#### MATERIAL SHOWN ####

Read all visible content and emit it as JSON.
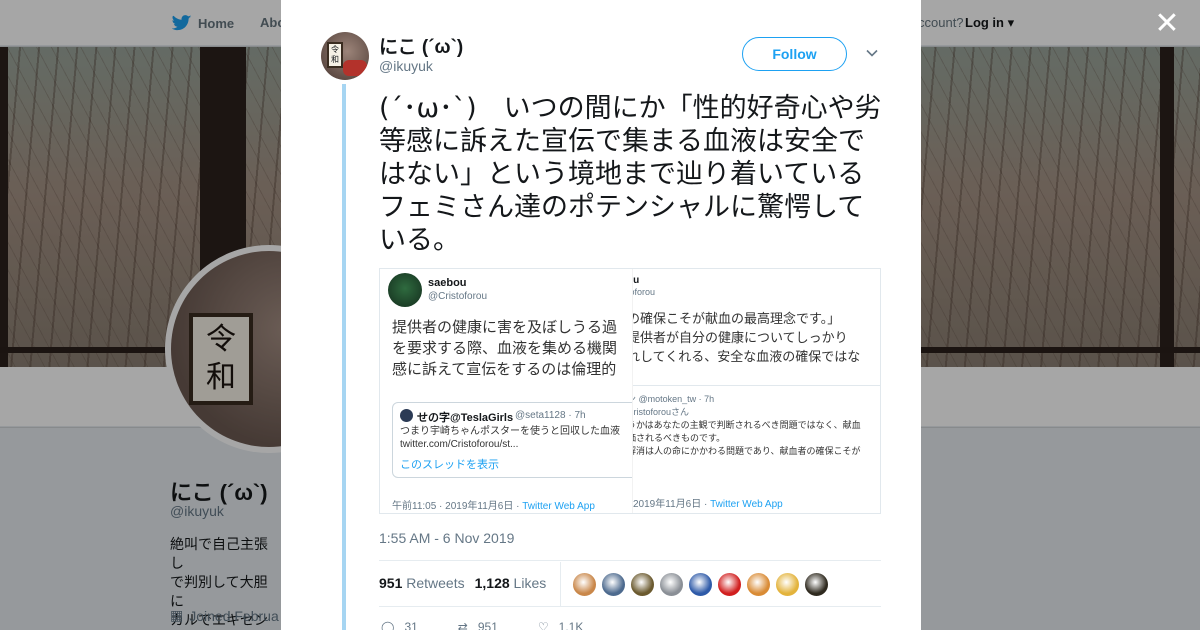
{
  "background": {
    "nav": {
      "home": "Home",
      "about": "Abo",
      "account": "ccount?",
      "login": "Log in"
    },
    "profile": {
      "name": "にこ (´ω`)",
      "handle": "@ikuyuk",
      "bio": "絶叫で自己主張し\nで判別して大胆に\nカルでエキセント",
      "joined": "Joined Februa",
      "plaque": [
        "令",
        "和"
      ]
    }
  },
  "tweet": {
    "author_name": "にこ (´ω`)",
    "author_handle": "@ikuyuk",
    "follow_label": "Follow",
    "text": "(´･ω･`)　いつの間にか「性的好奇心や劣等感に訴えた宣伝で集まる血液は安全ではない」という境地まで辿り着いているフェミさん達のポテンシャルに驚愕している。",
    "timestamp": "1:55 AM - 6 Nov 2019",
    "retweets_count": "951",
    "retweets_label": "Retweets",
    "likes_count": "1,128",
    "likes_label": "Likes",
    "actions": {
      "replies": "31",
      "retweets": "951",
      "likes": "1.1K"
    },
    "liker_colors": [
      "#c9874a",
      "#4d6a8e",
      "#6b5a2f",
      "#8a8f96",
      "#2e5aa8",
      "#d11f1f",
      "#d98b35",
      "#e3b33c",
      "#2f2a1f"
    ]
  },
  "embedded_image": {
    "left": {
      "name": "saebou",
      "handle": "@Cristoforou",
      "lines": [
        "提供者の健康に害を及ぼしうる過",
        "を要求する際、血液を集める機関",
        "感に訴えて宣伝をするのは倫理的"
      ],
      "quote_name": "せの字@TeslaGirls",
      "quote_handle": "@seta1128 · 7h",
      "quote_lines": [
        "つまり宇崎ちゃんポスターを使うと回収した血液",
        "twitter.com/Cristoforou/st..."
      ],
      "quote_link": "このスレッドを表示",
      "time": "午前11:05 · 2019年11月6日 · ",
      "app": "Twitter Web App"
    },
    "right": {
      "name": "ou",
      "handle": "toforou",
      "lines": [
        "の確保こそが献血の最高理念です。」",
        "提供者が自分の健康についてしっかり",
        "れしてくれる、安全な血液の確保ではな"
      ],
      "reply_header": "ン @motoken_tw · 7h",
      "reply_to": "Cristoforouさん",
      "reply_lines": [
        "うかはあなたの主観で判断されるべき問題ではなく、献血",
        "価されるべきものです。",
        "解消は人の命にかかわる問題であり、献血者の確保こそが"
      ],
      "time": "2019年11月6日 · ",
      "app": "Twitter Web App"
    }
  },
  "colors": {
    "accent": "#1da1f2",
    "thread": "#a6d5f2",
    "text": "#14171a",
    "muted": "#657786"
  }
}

####

Select every line in the material above where the string "ikuyuk" occurs, and copy it.

## RESULT OF THE TASK
      "handle": "@ikuyuk",
    "author_handle": "@ikuyuk",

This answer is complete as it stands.